STATED GOAL = Set down every entry again word for word, please, but skip the pictures.

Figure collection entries
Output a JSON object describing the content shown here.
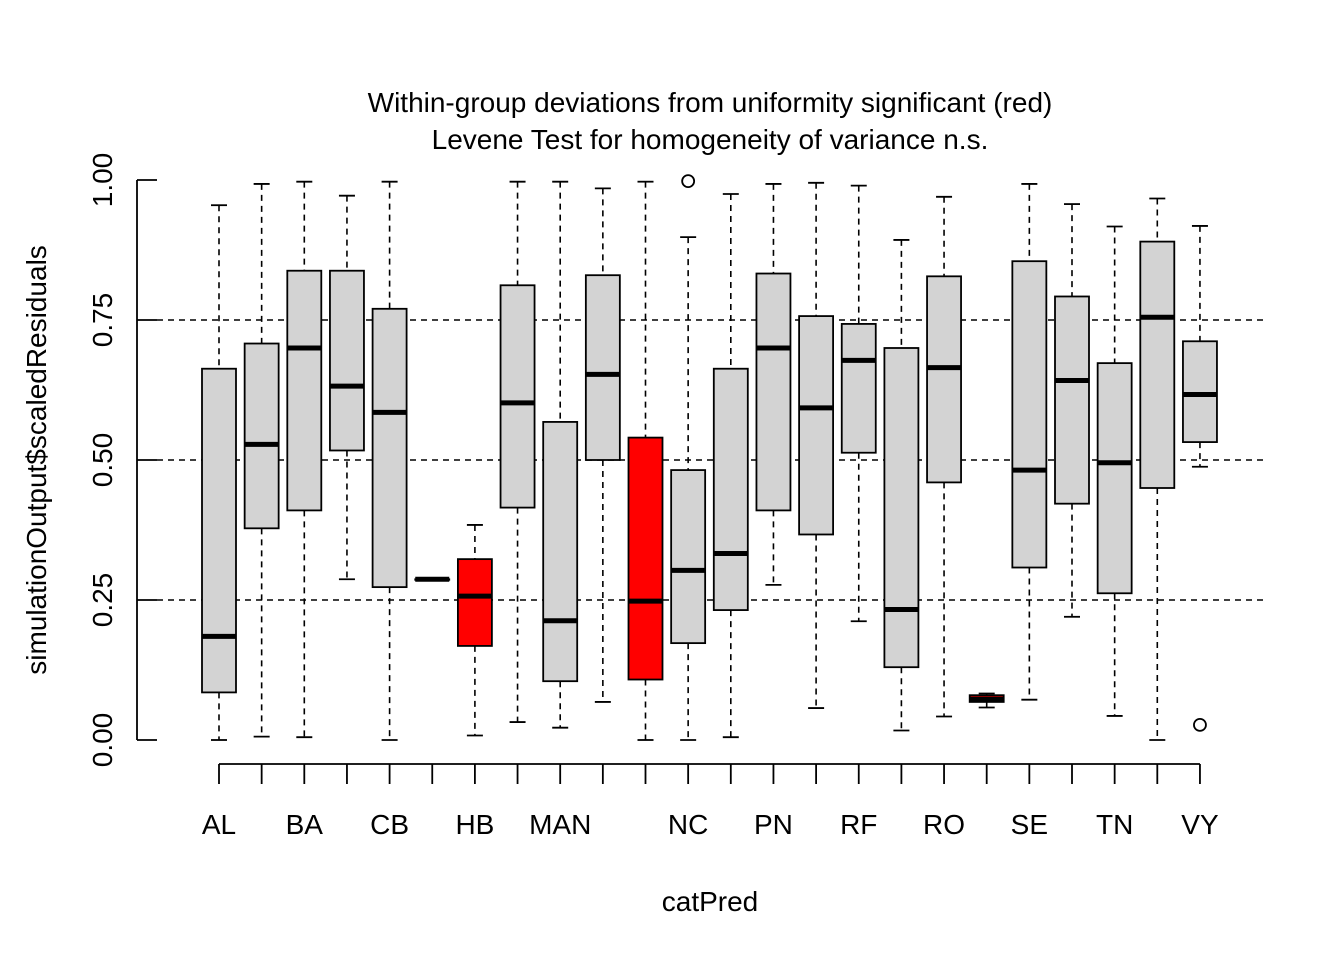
{
  "chart_data": {
    "type": "boxplot",
    "title_line1": "Within-group deviations from uniformity significant (red)",
    "title_line2": "Levene Test for homogeneity of variance n.s.",
    "xlabel": "catPred",
    "ylabel": "simulationOutput$scaledResiduals",
    "ylim": [
      0,
      1
    ],
    "yticks": [
      "0.00",
      "0.25",
      "0.50",
      "0.75",
      "1.00"
    ],
    "reference_lines": [
      0.25,
      0.5,
      0.75
    ],
    "groups": [
      {
        "name": "AL",
        "show_label": true,
        "whisker_low": 0.0,
        "q1": 0.085,
        "median": 0.185,
        "q3": 0.663,
        "whisker_high": 0.955,
        "outliers": [],
        "significant": false
      },
      {
        "name": "",
        "show_label": false,
        "whisker_low": 0.006,
        "q1": 0.378,
        "median": 0.528,
        "q3": 0.708,
        "whisker_high": 0.993,
        "outliers": [],
        "significant": false
      },
      {
        "name": "BA",
        "show_label": true,
        "whisker_low": 0.005,
        "q1": 0.41,
        "median": 0.7,
        "q3": 0.838,
        "whisker_high": 0.997,
        "outliers": [],
        "significant": false
      },
      {
        "name": "",
        "show_label": false,
        "whisker_low": 0.287,
        "q1": 0.517,
        "median": 0.632,
        "q3": 0.838,
        "whisker_high": 0.972,
        "outliers": [],
        "significant": false
      },
      {
        "name": "CB",
        "show_label": true,
        "whisker_low": 0.0,
        "q1": 0.273,
        "median": 0.585,
        "q3": 0.77,
        "whisker_high": 0.997,
        "outliers": [],
        "significant": false
      },
      {
        "name": "",
        "show_label": false,
        "whisker_low": 0.287,
        "q1": 0.287,
        "median": 0.287,
        "q3": 0.287,
        "whisker_high": 0.287,
        "outliers": [],
        "significant": false
      },
      {
        "name": "HB",
        "show_label": true,
        "whisker_low": 0.008,
        "q1": 0.168,
        "median": 0.257,
        "q3": 0.323,
        "whisker_high": 0.384,
        "outliers": [],
        "significant": true
      },
      {
        "name": "",
        "show_label": false,
        "whisker_low": 0.032,
        "q1": 0.415,
        "median": 0.602,
        "q3": 0.812,
        "whisker_high": 0.997,
        "outliers": [],
        "significant": false
      },
      {
        "name": "MAN",
        "show_label": true,
        "whisker_low": 0.022,
        "q1": 0.105,
        "median": 0.213,
        "q3": 0.568,
        "whisker_high": 0.997,
        "outliers": [],
        "significant": false
      },
      {
        "name": "",
        "show_label": false,
        "whisker_low": 0.068,
        "q1": 0.5,
        "median": 0.653,
        "q3": 0.83,
        "whisker_high": 0.985,
        "outliers": [],
        "significant": false
      },
      {
        "name": "",
        "show_label": false,
        "whisker_low": 0.0,
        "q1": 0.108,
        "median": 0.248,
        "q3": 0.54,
        "whisker_high": 0.997,
        "outliers": [],
        "significant": true
      },
      {
        "name": "NC",
        "show_label": true,
        "whisker_low": 0.0,
        "q1": 0.173,
        "median": 0.303,
        "q3": 0.482,
        "whisker_high": 0.898,
        "outliers": [
          0.998
        ],
        "significant": false
      },
      {
        "name": "",
        "show_label": false,
        "whisker_low": 0.005,
        "q1": 0.232,
        "median": 0.333,
        "q3": 0.663,
        "whisker_high": 0.975,
        "outliers": [],
        "significant": false
      },
      {
        "name": "PN",
        "show_label": true,
        "whisker_low": 0.277,
        "q1": 0.41,
        "median": 0.7,
        "q3": 0.833,
        "whisker_high": 0.993,
        "outliers": [],
        "significant": false
      },
      {
        "name": "",
        "show_label": false,
        "whisker_low": 0.057,
        "q1": 0.367,
        "median": 0.593,
        "q3": 0.757,
        "whisker_high": 0.995,
        "outliers": [],
        "significant": false
      },
      {
        "name": "RF",
        "show_label": true,
        "whisker_low": 0.212,
        "q1": 0.513,
        "median": 0.678,
        "q3": 0.743,
        "whisker_high": 0.99,
        "outliers": [],
        "significant": false
      },
      {
        "name": "",
        "show_label": false,
        "whisker_low": 0.017,
        "q1": 0.13,
        "median": 0.233,
        "q3": 0.7,
        "whisker_high": 0.893,
        "outliers": [],
        "significant": false
      },
      {
        "name": "RO",
        "show_label": true,
        "whisker_low": 0.042,
        "q1": 0.46,
        "median": 0.665,
        "q3": 0.828,
        "whisker_high": 0.97,
        "outliers": [],
        "significant": false
      },
      {
        "name": "",
        "show_label": false,
        "whisker_low": 0.058,
        "q1": 0.068,
        "median": 0.073,
        "q3": 0.08,
        "whisker_high": 0.083,
        "outliers": [],
        "significant": true
      },
      {
        "name": "SE",
        "show_label": true,
        "whisker_low": 0.072,
        "q1": 0.308,
        "median": 0.482,
        "q3": 0.855,
        "whisker_high": 0.993,
        "outliers": [],
        "significant": false
      },
      {
        "name": "",
        "show_label": false,
        "whisker_low": 0.22,
        "q1": 0.422,
        "median": 0.642,
        "q3": 0.792,
        "whisker_high": 0.957,
        "outliers": [],
        "significant": false
      },
      {
        "name": "TN",
        "show_label": true,
        "whisker_low": 0.043,
        "q1": 0.262,
        "median": 0.495,
        "q3": 0.673,
        "whisker_high": 0.917,
        "outliers": [],
        "significant": false
      },
      {
        "name": "",
        "show_label": false,
        "whisker_low": 0.0,
        "q1": 0.45,
        "median": 0.755,
        "q3": 0.89,
        "whisker_high": 0.967,
        "outliers": [],
        "significant": false
      },
      {
        "name": "VY",
        "show_label": true,
        "whisker_low": 0.488,
        "q1": 0.532,
        "median": 0.617,
        "q3": 0.712,
        "whisker_high": 0.918,
        "outliers": [
          0.027
        ],
        "significant": false
      }
    ],
    "colors": {
      "box_fill": "#d3d3d3",
      "significant_fill": "#ff0000",
      "title_highlight": "#ff0000",
      "stroke": "#000000"
    },
    "grid": false,
    "legend": "none"
  }
}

THE REPLY =
Output a JSON object describing the content shown here.
{
  "chart_data": {
    "type": "boxplot",
    "title_line1": "Within-group deviations from uniformity significant (red)",
    "title_line2": "Levene Test for homogeneity of variance n.s.",
    "xlabel": "catPred",
    "ylabel": "simulationOutput$scaledResiduals",
    "ylim": [
      0,
      1
    ],
    "yticks": [
      "0.00",
      "0.25",
      "0.50",
      "0.75",
      "1.00"
    ],
    "reference_lines": [
      0.25,
      0.5,
      0.75
    ],
    "groups": [
      {
        "name": "AL",
        "show_label": true,
        "whisker_low": 0.0,
        "q1": 0.085,
        "median": 0.185,
        "q3": 0.663,
        "whisker_high": 0.955,
        "outliers": [],
        "significant": false
      },
      {
        "name": "",
        "show_label": false,
        "whisker_low": 0.006,
        "q1": 0.378,
        "median": 0.528,
        "q3": 0.708,
        "whisker_high": 0.993,
        "outliers": [],
        "significant": false
      },
      {
        "name": "BA",
        "show_label": true,
        "whisker_low": 0.005,
        "q1": 0.41,
        "median": 0.7,
        "q3": 0.838,
        "whisker_high": 0.997,
        "outliers": [],
        "significant": false
      },
      {
        "name": "",
        "show_label": false,
        "whisker_low": 0.287,
        "q1": 0.517,
        "median": 0.632,
        "q3": 0.838,
        "whisker_high": 0.972,
        "outliers": [],
        "significant": false
      },
      {
        "name": "CB",
        "show_label": true,
        "whisker_low": 0.0,
        "q1": 0.273,
        "median": 0.585,
        "q3": 0.77,
        "whisker_high": 0.997,
        "outliers": [],
        "significant": false
      },
      {
        "name": "",
        "show_label": false,
        "whisker_low": 0.287,
        "q1": 0.287,
        "median": 0.287,
        "q3": 0.287,
        "whisker_high": 0.287,
        "outliers": [],
        "significant": false
      },
      {
        "name": "HB",
        "show_label": true,
        "whisker_low": 0.008,
        "q1": 0.168,
        "median": 0.257,
        "q3": 0.323,
        "whisker_high": 0.384,
        "outliers": [],
        "significant": true
      },
      {
        "name": "",
        "show_label": false,
        "whisker_low": 0.032,
        "q1": 0.415,
        "median": 0.602,
        "q3": 0.812,
        "whisker_high": 0.997,
        "outliers": [],
        "significant": false
      },
      {
        "name": "MAN",
        "show_label": true,
        "whisker_low": 0.022,
        "q1": 0.105,
        "median": 0.213,
        "q3": 0.568,
        "whisker_high": 0.997,
        "outliers": [],
        "significant": false
      },
      {
        "name": "",
        "show_label": false,
        "whisker_low": 0.068,
        "q1": 0.5,
        "median": 0.653,
        "q3": 0.83,
        "whisker_high": 0.985,
        "outliers": [],
        "significant": false
      },
      {
        "name": "",
        "show_label": false,
        "whisker_low": 0.0,
        "q1": 0.108,
        "median": 0.248,
        "q3": 0.54,
        "whisker_high": 0.997,
        "outliers": [],
        "significant": true
      },
      {
        "name": "NC",
        "show_label": true,
        "whisker_low": 0.0,
        "q1": 0.173,
        "median": 0.303,
        "q3": 0.482,
        "whisker_high": 0.898,
        "outliers": [
          0.998
        ],
        "significant": false
      },
      {
        "name": "",
        "show_label": false,
        "whisker_low": 0.005,
        "q1": 0.232,
        "median": 0.333,
        "q3": 0.663,
        "whisker_high": 0.975,
        "outliers": [],
        "significant": false
      },
      {
        "name": "PN",
        "show_label": true,
        "whisker_low": 0.277,
        "q1": 0.41,
        "median": 0.7,
        "q3": 0.833,
        "whisker_high": 0.993,
        "outliers": [],
        "significant": false
      },
      {
        "name": "",
        "show_label": false,
        "whisker_low": 0.057,
        "q1": 0.367,
        "median": 0.593,
        "q3": 0.757,
        "whisker_high": 0.995,
        "outliers": [],
        "significant": false
      },
      {
        "name": "RF",
        "show_label": true,
        "whisker_low": 0.212,
        "q1": 0.513,
        "median": 0.678,
        "q3": 0.743,
        "whisker_high": 0.99,
        "outliers": [],
        "significant": false
      },
      {
        "name": "",
        "show_label": false,
        "whisker_low": 0.017,
        "q1": 0.13,
        "median": 0.233,
        "q3": 0.7,
        "whisker_high": 0.893,
        "outliers": [],
        "significant": false
      },
      {
        "name": "RO",
        "show_label": true,
        "whisker_low": 0.042,
        "q1": 0.46,
        "median": 0.665,
        "q3": 0.828,
        "whisker_high": 0.97,
        "outliers": [],
        "significant": false
      },
      {
        "name": "",
        "show_label": false,
        "whisker_low": 0.058,
        "q1": 0.068,
        "median": 0.073,
        "q3": 0.08,
        "whisker_high": 0.083,
        "outliers": [],
        "significant": true
      },
      {
        "name": "SE",
        "show_label": true,
        "whisker_low": 0.072,
        "q1": 0.308,
        "median": 0.482,
        "q3": 0.855,
        "whisker_high": 0.993,
        "outliers": [],
        "significant": false
      },
      {
        "name": "",
        "show_label": false,
        "whisker_low": 0.22,
        "q1": 0.422,
        "median": 0.642,
        "q3": 0.792,
        "whisker_high": 0.957,
        "outliers": [],
        "significant": false
      },
      {
        "name": "TN",
        "show_label": true,
        "whisker_low": 0.043,
        "q1": 0.262,
        "median": 0.495,
        "q3": 0.673,
        "whisker_high": 0.917,
        "outliers": [],
        "significant": false
      },
      {
        "name": "",
        "show_label": false,
        "whisker_low": 0.0,
        "q1": 0.45,
        "median": 0.755,
        "q3": 0.89,
        "whisker_high": 0.967,
        "outliers": [],
        "significant": false
      },
      {
        "name": "VY",
        "show_label": true,
        "whisker_low": 0.488,
        "q1": 0.532,
        "median": 0.617,
        "q3": 0.712,
        "whisker_high": 0.918,
        "outliers": [
          0.027
        ],
        "significant": false
      }
    ],
    "colors": {
      "box_fill": "#d3d3d3",
      "significant_fill": "#ff0000",
      "title_highlight": "#ff0000",
      "stroke": "#000000"
    },
    "grid": false,
    "legend": "none"
  }
}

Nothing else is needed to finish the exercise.